Dataset items
╔══

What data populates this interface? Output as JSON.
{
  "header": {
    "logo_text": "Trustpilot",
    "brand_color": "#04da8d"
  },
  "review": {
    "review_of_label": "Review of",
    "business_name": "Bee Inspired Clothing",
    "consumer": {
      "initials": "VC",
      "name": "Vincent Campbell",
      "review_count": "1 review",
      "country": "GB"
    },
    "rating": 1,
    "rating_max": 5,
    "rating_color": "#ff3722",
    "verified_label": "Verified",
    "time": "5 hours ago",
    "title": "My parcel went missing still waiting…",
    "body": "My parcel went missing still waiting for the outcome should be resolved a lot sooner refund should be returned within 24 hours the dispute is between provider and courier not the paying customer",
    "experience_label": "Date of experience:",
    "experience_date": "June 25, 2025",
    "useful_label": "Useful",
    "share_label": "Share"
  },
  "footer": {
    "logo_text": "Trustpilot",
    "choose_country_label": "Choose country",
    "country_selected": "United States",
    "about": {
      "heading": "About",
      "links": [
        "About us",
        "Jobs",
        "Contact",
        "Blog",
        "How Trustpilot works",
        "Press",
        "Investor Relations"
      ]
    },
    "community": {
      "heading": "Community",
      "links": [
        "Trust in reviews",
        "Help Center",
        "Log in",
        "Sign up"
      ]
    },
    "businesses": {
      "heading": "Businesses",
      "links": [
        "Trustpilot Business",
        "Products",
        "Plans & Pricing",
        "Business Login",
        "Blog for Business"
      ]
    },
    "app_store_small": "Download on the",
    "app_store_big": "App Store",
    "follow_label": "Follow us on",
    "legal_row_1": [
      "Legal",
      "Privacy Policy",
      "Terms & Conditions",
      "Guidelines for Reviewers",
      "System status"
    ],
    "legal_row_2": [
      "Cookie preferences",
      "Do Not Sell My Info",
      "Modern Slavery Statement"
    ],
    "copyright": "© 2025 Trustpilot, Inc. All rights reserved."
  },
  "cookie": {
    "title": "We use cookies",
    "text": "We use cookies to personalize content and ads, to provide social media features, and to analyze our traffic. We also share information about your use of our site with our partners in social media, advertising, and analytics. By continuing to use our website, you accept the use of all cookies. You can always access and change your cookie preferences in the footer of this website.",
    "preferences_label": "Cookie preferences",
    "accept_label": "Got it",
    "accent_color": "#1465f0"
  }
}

╚══

Go through the data and return every record exactly.

• **RESPONSE TO THIS TASK**:
What data populates this interface? Output as JSON.
{
  "header": {
    "logo_text": "Trustpilot",
    "brand_color": "#04da8d"
  },
  "review": {
    "review_of_label": "Review of",
    "business_name": "Bee Inspired Clothing",
    "consumer": {
      "initials": "VC",
      "name": "Vincent Campbell",
      "review_count": "1 review",
      "country": "GB"
    },
    "rating": 1,
    "rating_max": 5,
    "rating_color": "#ff3722",
    "verified_label": "Verified",
    "time": "5 hours ago",
    "title": "My parcel went missing still waiting…",
    "body": "My parcel went missing still waiting for the outcome should be resolved a lot sooner refund should be returned within 24 hours the dispute is between provider and courier not the paying customer",
    "experience_label": "Date of experience:",
    "experience_date": "June 25, 2025",
    "useful_label": "Useful",
    "share_label": "Share"
  },
  "footer": {
    "logo_text": "Trustpilot",
    "choose_country_label": "Choose country",
    "country_selected": "United States",
    "about": {
      "heading": "About",
      "links": [
        "About us",
        "Jobs",
        "Contact",
        "Blog",
        "How Trustpilot works",
        "Press",
        "Investor Relations"
      ]
    },
    "community": {
      "heading": "Community",
      "links": [
        "Trust in reviews",
        "Help Center",
        "Log in",
        "Sign up"
      ]
    },
    "businesses": {
      "heading": "Businesses",
      "links": [
        "Trustpilot Business",
        "Products",
        "Plans & Pricing",
        "Business Login",
        "Blog for Business"
      ]
    },
    "app_store_small": "Download on the",
    "app_store_big": "App Store",
    "follow_label": "Follow us on",
    "legal_row_1": [
      "Legal",
      "Privacy Policy",
      "Terms & Conditions",
      "Guidelines for Reviewers",
      "System status"
    ],
    "legal_row_2": [
      "Cookie preferences",
      "Do Not Sell My Info",
      "Modern Slavery Statement"
    ],
    "copyright": "© 2025 Trustpilot, Inc. All rights reserved."
  },
  "cookie": {
    "title": "We use cookies",
    "text": "We use cookies to personalize content and ads, to provide social media features, and to analyze our traffic. We also share information about your use of our site with our partners in social media, advertising, and analytics. By continuing to use our website, you accept the use of all cookies. You can always access and change your cookie preferences in the footer of this website.",
    "preferences_label": "Cookie preferences",
    "accept_label": "Got it",
    "accent_color": "#1465f0"
  }
}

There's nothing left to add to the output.